> _Extracted entries_:
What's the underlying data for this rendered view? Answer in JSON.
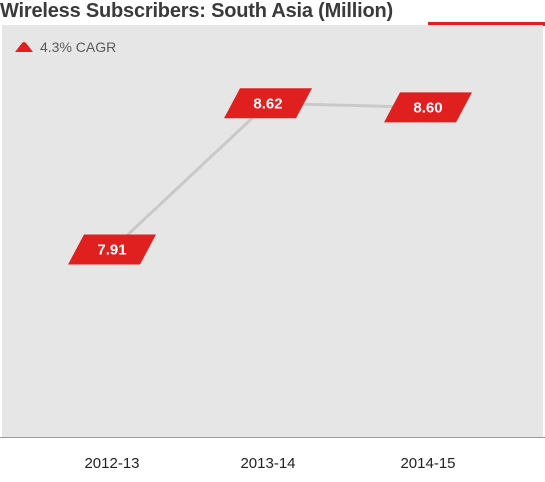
{
  "colors": {
    "accent": "#e0201f",
    "plot_bg": "#e6e6e6",
    "line": "#c9c9c9"
  },
  "legend": {
    "icon": "triangle-up-icon",
    "label": "4.3% CAGR"
  },
  "chart_data": {
    "type": "line",
    "title": "Wireless Subscribers: South Asia (Million)",
    "categories": [
      "2012-13",
      "2013-14",
      "2014-15"
    ],
    "values": [
      7.91,
      8.62,
      8.6
    ],
    "data_labels": [
      "7.91",
      "8.62",
      "8.60"
    ],
    "annotation": "4.3% CAGR",
    "ylim": [
      7.0,
      9.0
    ],
    "grid": false,
    "legend_placement": "top-left"
  }
}
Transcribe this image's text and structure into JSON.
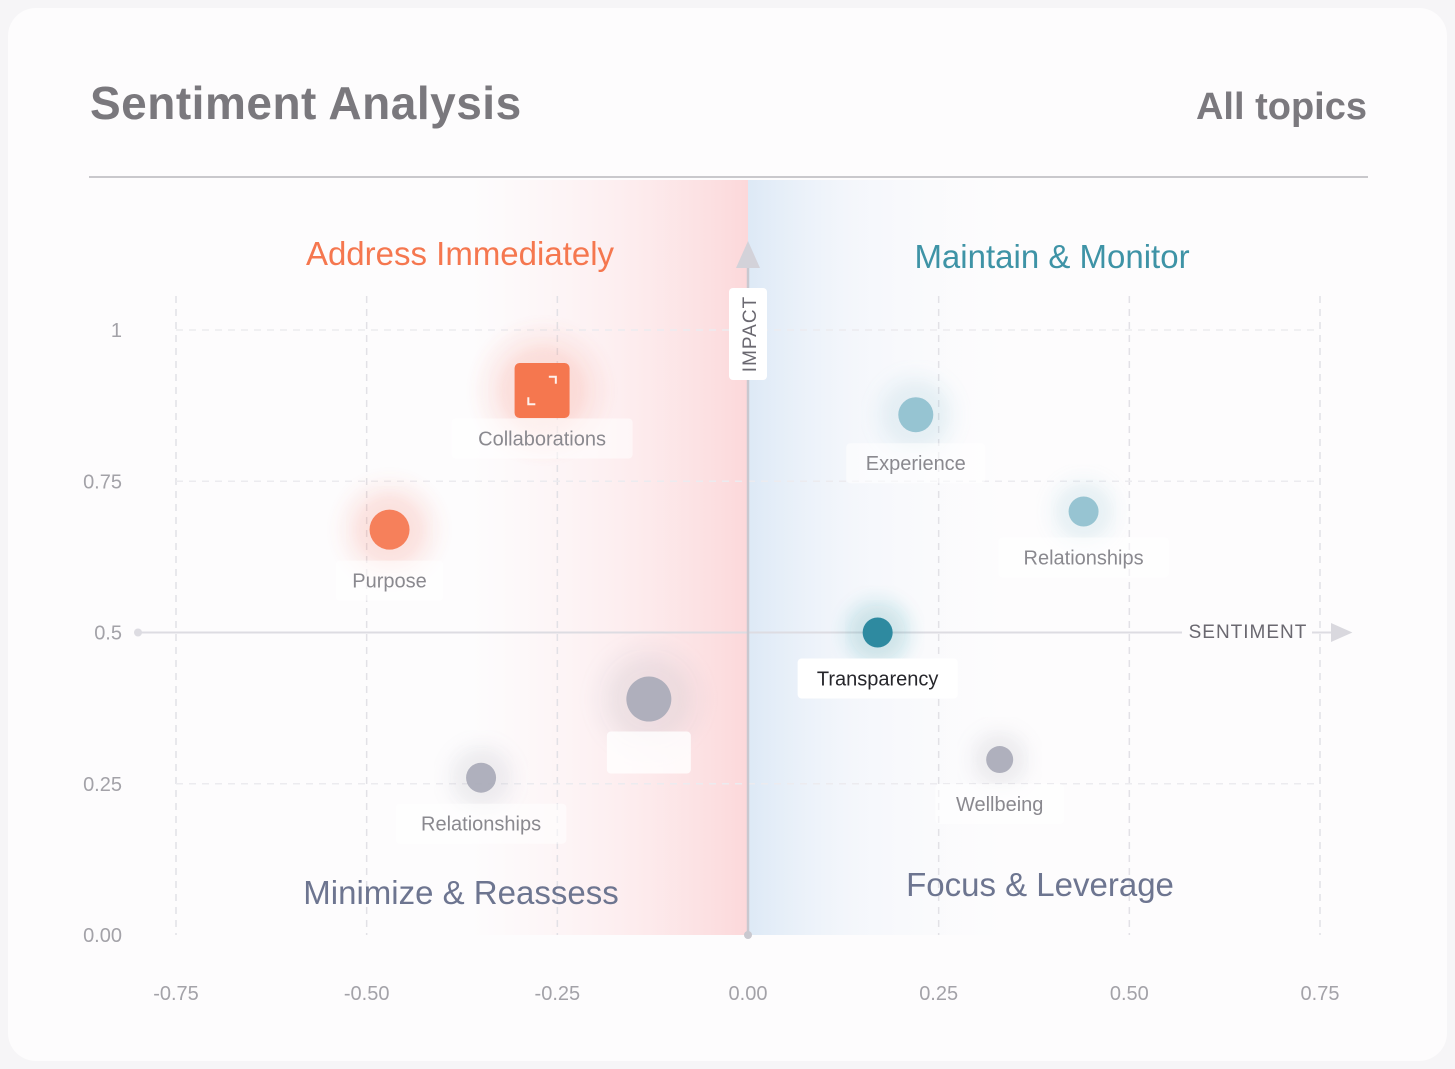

> _What the task asks_: Pictures don't belong in the copy. Restate all the entries exactly.

> _Response to this exercise_:
What's the underlying data for this rendered view? Answer in JSON.
{
  "colors": {
    "accent": "#e0201f",
    "plot_bg": "#e6e6e6",
    "line": "#c9c9c9"
  },
  "legend": {
    "icon": "triangle-up-icon",
    "label": "4.3% CAGR"
  },
  "chart_data": {
    "type": "line",
    "title": "Wireless Subscribers: South Asia (Million)",
    "categories": [
      "2012-13",
      "2013-14",
      "2014-15"
    ],
    "values": [
      7.91,
      8.62,
      8.6
    ],
    "data_labels": [
      "7.91",
      "8.62",
      "8.60"
    ],
    "annotation": "4.3% CAGR",
    "ylim": [
      7.0,
      9.0
    ],
    "grid": false,
    "legend_placement": "top-left"
  }
}
Transcribe this image's text and structure into JSON.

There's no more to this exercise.